_Task details_. All of the records below need to be copied exactly.

Dataset items
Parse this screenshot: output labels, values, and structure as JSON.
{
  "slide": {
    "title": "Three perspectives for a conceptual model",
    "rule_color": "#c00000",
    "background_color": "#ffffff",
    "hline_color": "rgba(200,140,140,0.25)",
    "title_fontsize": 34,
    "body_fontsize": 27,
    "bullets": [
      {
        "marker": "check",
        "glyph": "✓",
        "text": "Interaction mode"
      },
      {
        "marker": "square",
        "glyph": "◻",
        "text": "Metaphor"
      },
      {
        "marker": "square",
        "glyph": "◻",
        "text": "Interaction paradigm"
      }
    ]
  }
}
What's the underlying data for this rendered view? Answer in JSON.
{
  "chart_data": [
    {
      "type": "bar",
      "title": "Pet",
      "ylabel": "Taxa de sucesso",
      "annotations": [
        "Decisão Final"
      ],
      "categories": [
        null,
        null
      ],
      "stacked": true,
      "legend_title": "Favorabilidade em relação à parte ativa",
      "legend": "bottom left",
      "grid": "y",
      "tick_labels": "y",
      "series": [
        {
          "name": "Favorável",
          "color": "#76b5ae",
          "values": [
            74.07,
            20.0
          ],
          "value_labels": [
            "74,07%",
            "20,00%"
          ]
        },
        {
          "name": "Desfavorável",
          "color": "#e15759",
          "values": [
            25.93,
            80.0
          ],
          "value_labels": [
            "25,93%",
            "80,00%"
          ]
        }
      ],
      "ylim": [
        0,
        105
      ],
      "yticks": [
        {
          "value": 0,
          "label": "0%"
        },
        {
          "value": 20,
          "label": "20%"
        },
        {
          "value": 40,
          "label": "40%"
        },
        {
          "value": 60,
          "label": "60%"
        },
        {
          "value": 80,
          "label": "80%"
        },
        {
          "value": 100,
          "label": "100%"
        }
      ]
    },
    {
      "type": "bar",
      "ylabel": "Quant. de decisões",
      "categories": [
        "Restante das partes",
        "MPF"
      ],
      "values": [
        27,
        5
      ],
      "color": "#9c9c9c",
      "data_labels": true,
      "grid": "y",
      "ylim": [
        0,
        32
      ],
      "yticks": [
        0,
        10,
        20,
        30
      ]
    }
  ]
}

_Task answer_.
Parse this screenshot: output labels, values, and structure as JSON.
{
  "slide": {
    "title": "Three perspectives for a conceptual model",
    "rule_color": "#c00000",
    "background_color": "#ffffff",
    "hline_color": "rgba(200,140,140,0.25)",
    "title_fontsize": 34,
    "body_fontsize": 27,
    "bullets": [
      {
        "marker": "check",
        "glyph": "✓",
        "text": "Interaction mode"
      },
      {
        "marker": "square",
        "glyph": "◻",
        "text": "Metaphor"
      },
      {
        "marker": "square",
        "glyph": "◻",
        "text": "Interaction paradigm"
      }
    ]
  }
}
What's the underlying data for this rendered view? Answer in JSON.
{
  "chart_data": [
    {
      "type": "bar",
      "title": "Pet",
      "ylabel": "Taxa de sucesso",
      "annotations": [
        "Decisão Final"
      ],
      "categories": [
        null,
        null
      ],
      "stacked": true,
      "legend_title": "Favorabilidade em relação à parte ativa",
      "legend": "bottom left",
      "grid": "y",
      "tick_labels": "y",
      "series": [
        {
          "name": "Favorável",
          "color": "#76b5ae",
          "values": [
            74.07,
            20.0
          ],
          "value_labels": [
            "74,07%",
            "20,00%"
          ]
        },
        {
          "name": "Desfavorável",
          "color": "#e15759",
          "values": [
            25.93,
            80.0
          ],
          "value_labels": [
            "25,93%",
            "80,00%"
          ]
        }
      ],
      "ylim": [
        0,
        105
      ],
      "yticks": [
        {
          "value": 0,
          "label": "0%"
        },
        {
          "value": 20,
          "label": "20%"
        },
        {
          "value": 40,
          "label": "40%"
        },
        {
          "value": 60,
          "label": "60%"
        },
        {
          "value": 80,
          "label": "80%"
        },
        {
          "value": 100,
          "label": "100%"
        }
      ]
    },
    {
      "type": "bar",
      "ylabel": "Quant. de decisões",
      "categories": [
        "Restante das partes",
        "MPF"
      ],
      "values": [
        27,
        5
      ],
      "color": "#9c9c9c",
      "data_labels": true,
      "grid": "y",
      "ylim": [
        0,
        32
      ],
      "yticks": [
        0,
        10,
        20,
        30
      ]
    }
  ]
}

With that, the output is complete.